(Some records)
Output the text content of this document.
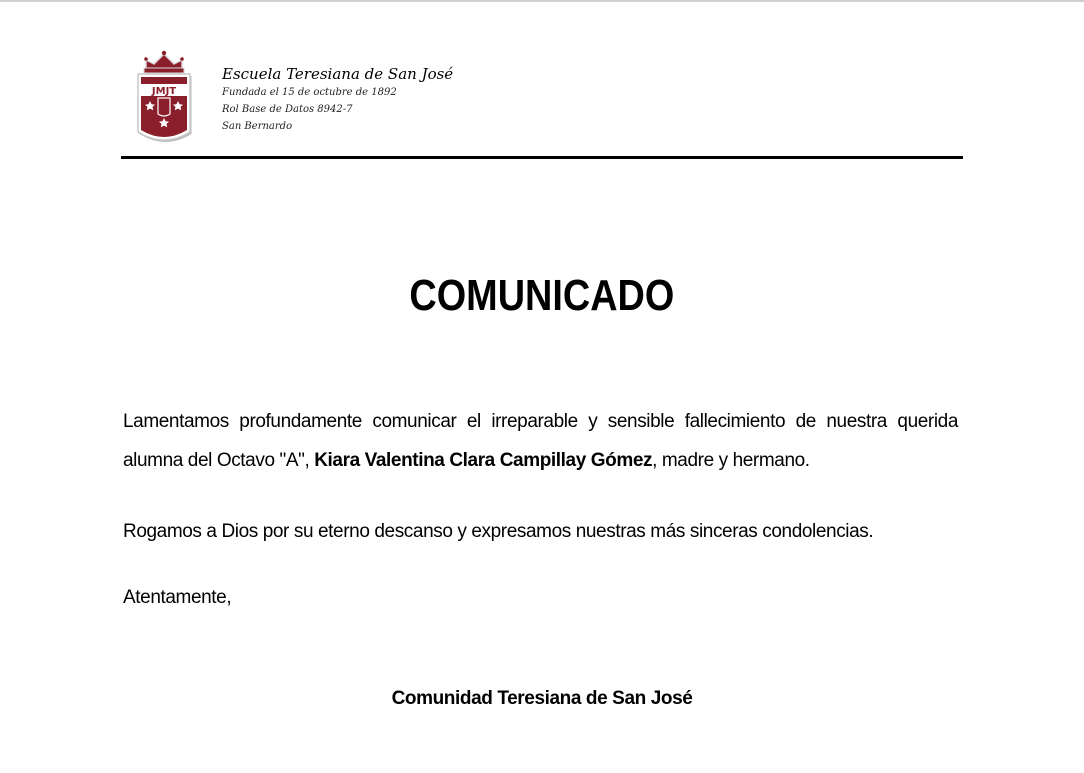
JMJT
Escuela Teresiana de San José
Fundada el 15 de octubre de 1892
Rol Base de Datos 8942-7
San Bernardo
COMUNICADO
Lamentamos profundamente comunicar el irreparable y sensible fallecimiento de nuestra querida alumna del Octavo "A", Kiara Valentina Clara Campillay Gómez, madre y hermano.
Rogamos a Dios por su eterno descanso y expresamos nuestras más sinceras condolencias.
Atentamente,
Comunidad Teresiana de San José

Task objective
Your copy should match the records word for word, with the pictures removed.

Solution
Output the text content of this document.
JMJT
Escuela Teresiana de San José
Fundada el 15 de octubre de 1892
Rol Base de Datos 8942-7
San Bernardo
COMUNICADO
Lamentamos profundamente comunicar el irreparable y sensible fallecimiento de nuestra querida alumna del Octavo "A", Kiara Valentina Clara Campillay Gómez, madre y hermano.
Rogamos a Dios por su eterno descanso y expresamos nuestras más sinceras condolencias.
Atentamente,
Comunidad Teresiana de San José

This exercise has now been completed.